TASK GOAL -
Pictures aside, write out every record exactly as it appears.

>> begin ENTRIES SUPPLIED

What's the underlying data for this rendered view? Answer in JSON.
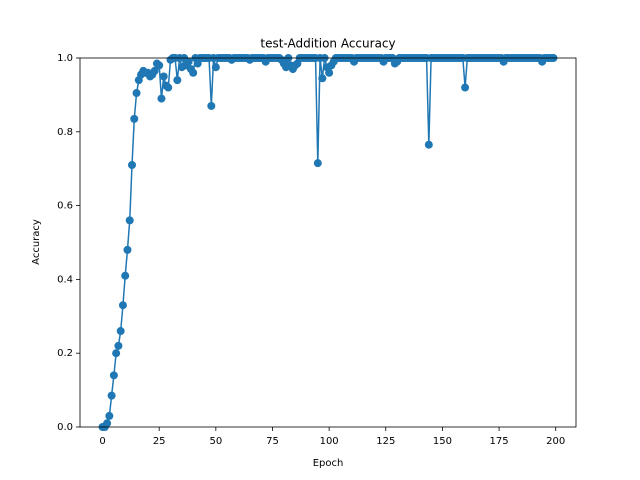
{
  "chart_data": {
    "type": "line",
    "title": "test-Addition Accuracy",
    "xlabel": "Epoch",
    "ylabel": "Accuracy",
    "color": "#1f77b4",
    "marker": "circle",
    "x": [
      0,
      1,
      2,
      3,
      4,
      5,
      6,
      7,
      8,
      9,
      10,
      11,
      12,
      13,
      14,
      15,
      16,
      17,
      18,
      19,
      20,
      21,
      22,
      23,
      24,
      25,
      26,
      27,
      28,
      29,
      30,
      31,
      32,
      33,
      34,
      35,
      36,
      37,
      38,
      39,
      40,
      41,
      42,
      43,
      44,
      45,
      46,
      47,
      48,
      49,
      50,
      51,
      52,
      53,
      54,
      55,
      56,
      57,
      58,
      59,
      60,
      61,
      62,
      63,
      64,
      65,
      66,
      67,
      68,
      69,
      70,
      71,
      72,
      73,
      74,
      75,
      76,
      77,
      78,
      79,
      80,
      81,
      82,
      83,
      84,
      85,
      86,
      87,
      88,
      89,
      90,
      91,
      92,
      93,
      94,
      95,
      96,
      97,
      98,
      99,
      100,
      101,
      102,
      103,
      104,
      105,
      106,
      107,
      108,
      109,
      110,
      111,
      112,
      113,
      114,
      115,
      116,
      117,
      118,
      119,
      120,
      121,
      122,
      123,
      124,
      125,
      126,
      127,
      128,
      129,
      130,
      131,
      132,
      133,
      134,
      135,
      136,
      137,
      138,
      139,
      140,
      141,
      142,
      143,
      144,
      145,
      146,
      147,
      148,
      149,
      150,
      151,
      152,
      153,
      154,
      155,
      156,
      157,
      158,
      159,
      160,
      161,
      162,
      163,
      164,
      165,
      166,
      167,
      168,
      169,
      170,
      171,
      172,
      173,
      174,
      175,
      176,
      177,
      178,
      179,
      180,
      181,
      182,
      183,
      184,
      185,
      186,
      187,
      188,
      189,
      190,
      191,
      192,
      193,
      194,
      195,
      196,
      197,
      198,
      199
    ],
    "values": [
      0,
      0,
      0.01,
      0.03,
      0.085,
      0.14,
      0.2,
      0.22,
      0.26,
      0.33,
      0.41,
      0.48,
      0.56,
      0.71,
      0.835,
      0.905,
      0.94,
      0.955,
      0.965,
      0.96,
      0.96,
      0.95,
      0.955,
      0.965,
      0.985,
      0.98,
      0.89,
      0.95,
      0.925,
      0.92,
      0.995,
      1,
      1,
      0.94,
      1,
      0.975,
      1,
      0.98,
      0.99,
      0.97,
      0.96,
      1,
      0.985,
      1,
      1,
      1,
      1,
      1,
      0.87,
      1,
      0.975,
      1,
      1,
      1,
      1,
      1,
      1,
      0.995,
      1,
      1,
      1,
      1,
      1,
      1,
      1,
      0.995,
      1,
      1,
      1,
      1,
      1,
      1,
      0.99,
      1,
      1,
      1,
      1,
      1,
      1,
      0.995,
      0.985,
      0.975,
      1,
      0.98,
      0.97,
      0.98,
      0.985,
      1,
      1,
      1,
      1,
      1,
      1,
      1,
      1,
      0.715,
      1,
      0.945,
      1,
      0.975,
      0.96,
      0.98,
      0.99,
      1,
      1,
      1,
      1,
      1,
      1,
      1,
      1,
      0.99,
      1,
      1,
      1,
      1,
      1,
      1,
      1,
      1,
      1,
      1,
      1,
      1,
      0.99,
      1,
      1,
      1,
      1,
      0.985,
      0.99,
      1,
      1,
      1,
      1,
      1,
      1,
      1,
      1,
      1,
      1,
      1,
      1,
      1,
      0.765,
      1,
      1,
      1,
      1,
      1,
      1,
      1,
      1,
      1,
      1,
      1,
      1,
      1,
      1,
      1,
      0.92,
      1,
      1,
      1,
      1,
      1,
      1,
      1,
      1,
      1,
      1,
      1,
      1,
      1,
      1,
      1,
      1,
      0.99,
      1,
      1,
      1,
      1,
      1,
      1,
      1,
      1,
      1,
      1,
      1,
      1,
      1,
      1,
      1,
      1,
      0.99,
      1,
      1,
      1,
      1,
      1
    ],
    "xlim": [
      -9.95,
      208.95
    ],
    "ylim": [
      0,
      1
    ],
    "xticks": [
      0,
      25,
      50,
      75,
      100,
      125,
      150,
      175,
      200
    ],
    "yticks": [
      {
        "value": 0,
        "label": "0.0"
      },
      {
        "value": 0.2,
        "label": "0.2"
      },
      {
        "value": 0.4,
        "label": "0.4"
      },
      {
        "value": 0.6,
        "label": "0.6"
      },
      {
        "value": 0.8,
        "label": "0.8"
      },
      {
        "value": 1,
        "label": "1.0"
      }
    ]
  }
}
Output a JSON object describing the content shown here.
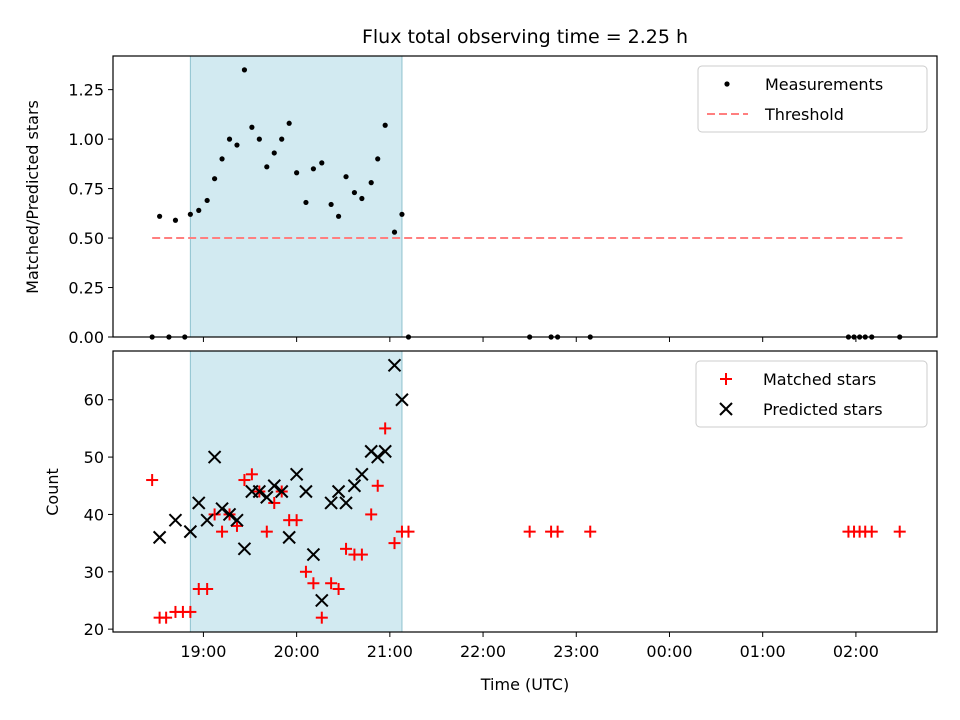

>> end ENTRIES SUPPLIED

RESULT OF THE TASK -
What's the underlying data for this rendered view? Answer in JSON.
{
  "chart_data": {
    "type": "line",
    "title": "test-Addition Accuracy",
    "xlabel": "Epoch",
    "ylabel": "Accuracy",
    "color": "#1f77b4",
    "marker": "circle",
    "x": [
      0,
      1,
      2,
      3,
      4,
      5,
      6,
      7,
      8,
      9,
      10,
      11,
      12,
      13,
      14,
      15,
      16,
      17,
      18,
      19,
      20,
      21,
      22,
      23,
      24,
      25,
      26,
      27,
      28,
      29,
      30,
      31,
      32,
      33,
      34,
      35,
      36,
      37,
      38,
      39,
      40,
      41,
      42,
      43,
      44,
      45,
      46,
      47,
      48,
      49,
      50,
      51,
      52,
      53,
      54,
      55,
      56,
      57,
      58,
      59,
      60,
      61,
      62,
      63,
      64,
      65,
      66,
      67,
      68,
      69,
      70,
      71,
      72,
      73,
      74,
      75,
      76,
      77,
      78,
      79,
      80,
      81,
      82,
      83,
      84,
      85,
      86,
      87,
      88,
      89,
      90,
      91,
      92,
      93,
      94,
      95,
      96,
      97,
      98,
      99,
      100,
      101,
      102,
      103,
      104,
      105,
      106,
      107,
      108,
      109,
      110,
      111,
      112,
      113,
      114,
      115,
      116,
      117,
      118,
      119,
      120,
      121,
      122,
      123,
      124,
      125,
      126,
      127,
      128,
      129,
      130,
      131,
      132,
      133,
      134,
      135,
      136,
      137,
      138,
      139,
      140,
      141,
      142,
      143,
      144,
      145,
      146,
      147,
      148,
      149,
      150,
      151,
      152,
      153,
      154,
      155,
      156,
      157,
      158,
      159,
      160,
      161,
      162,
      163,
      164,
      165,
      166,
      167,
      168,
      169,
      170,
      171,
      172,
      173,
      174,
      175,
      176,
      177,
      178,
      179,
      180,
      181,
      182,
      183,
      184,
      185,
      186,
      187,
      188,
      189,
      190,
      191,
      192,
      193,
      194,
      195,
      196,
      197,
      198,
      199
    ],
    "values": [
      0,
      0,
      0.01,
      0.03,
      0.085,
      0.14,
      0.2,
      0.22,
      0.26,
      0.33,
      0.41,
      0.48,
      0.56,
      0.71,
      0.835,
      0.905,
      0.94,
      0.955,
      0.965,
      0.96,
      0.96,
      0.95,
      0.955,
      0.965,
      0.985,
      0.98,
      0.89,
      0.95,
      0.925,
      0.92,
      0.995,
      1,
      1,
      0.94,
      1,
      0.975,
      1,
      0.98,
      0.99,
      0.97,
      0.96,
      1,
      0.985,
      1,
      1,
      1,
      1,
      1,
      0.87,
      1,
      0.975,
      1,
      1,
      1,
      1,
      1,
      1,
      0.995,
      1,
      1,
      1,
      1,
      1,
      1,
      1,
      0.995,
      1,
      1,
      1,
      1,
      1,
      1,
      0.99,
      1,
      1,
      1,
      1,
      1,
      1,
      0.995,
      0.985,
      0.975,
      1,
      0.98,
      0.97,
      0.98,
      0.985,
      1,
      1,
      1,
      1,
      1,
      1,
      1,
      1,
      0.715,
      1,
      0.945,
      1,
      0.975,
      0.96,
      0.98,
      0.99,
      1,
      1,
      1,
      1,
      1,
      1,
      1,
      1,
      0.99,
      1,
      1,
      1,
      1,
      1,
      1,
      1,
      1,
      1,
      1,
      1,
      1,
      0.99,
      1,
      1,
      1,
      1,
      0.985,
      0.99,
      1,
      1,
      1,
      1,
      1,
      1,
      1,
      1,
      1,
      1,
      1,
      1,
      1,
      0.765,
      1,
      1,
      1,
      1,
      1,
      1,
      1,
      1,
      1,
      1,
      1,
      1,
      1,
      1,
      1,
      0.92,
      1,
      1,
      1,
      1,
      1,
      1,
      1,
      1,
      1,
      1,
      1,
      1,
      1,
      1,
      1,
      1,
      0.99,
      1,
      1,
      1,
      1,
      1,
      1,
      1,
      1,
      1,
      1,
      1,
      1,
      1,
      1,
      1,
      1,
      0.99,
      1,
      1,
      1,
      1,
      1
    ],
    "xlim": [
      -9.95,
      208.95
    ],
    "ylim": [
      0,
      1
    ],
    "xticks": [
      0,
      25,
      50,
      75,
      100,
      125,
      150,
      175,
      200
    ],
    "yticks": [
      {
        "value": 0,
        "label": "0.0"
      },
      {
        "value": 0.2,
        "label": "0.2"
      },
      {
        "value": 0.4,
        "label": "0.4"
      },
      {
        "value": 0.6,
        "label": "0.6"
      },
      {
        "value": 0.8,
        "label": "0.8"
      },
      {
        "value": 1,
        "label": "1.0"
      }
    ]
  }
}
Output a JSON object describing the content shown here.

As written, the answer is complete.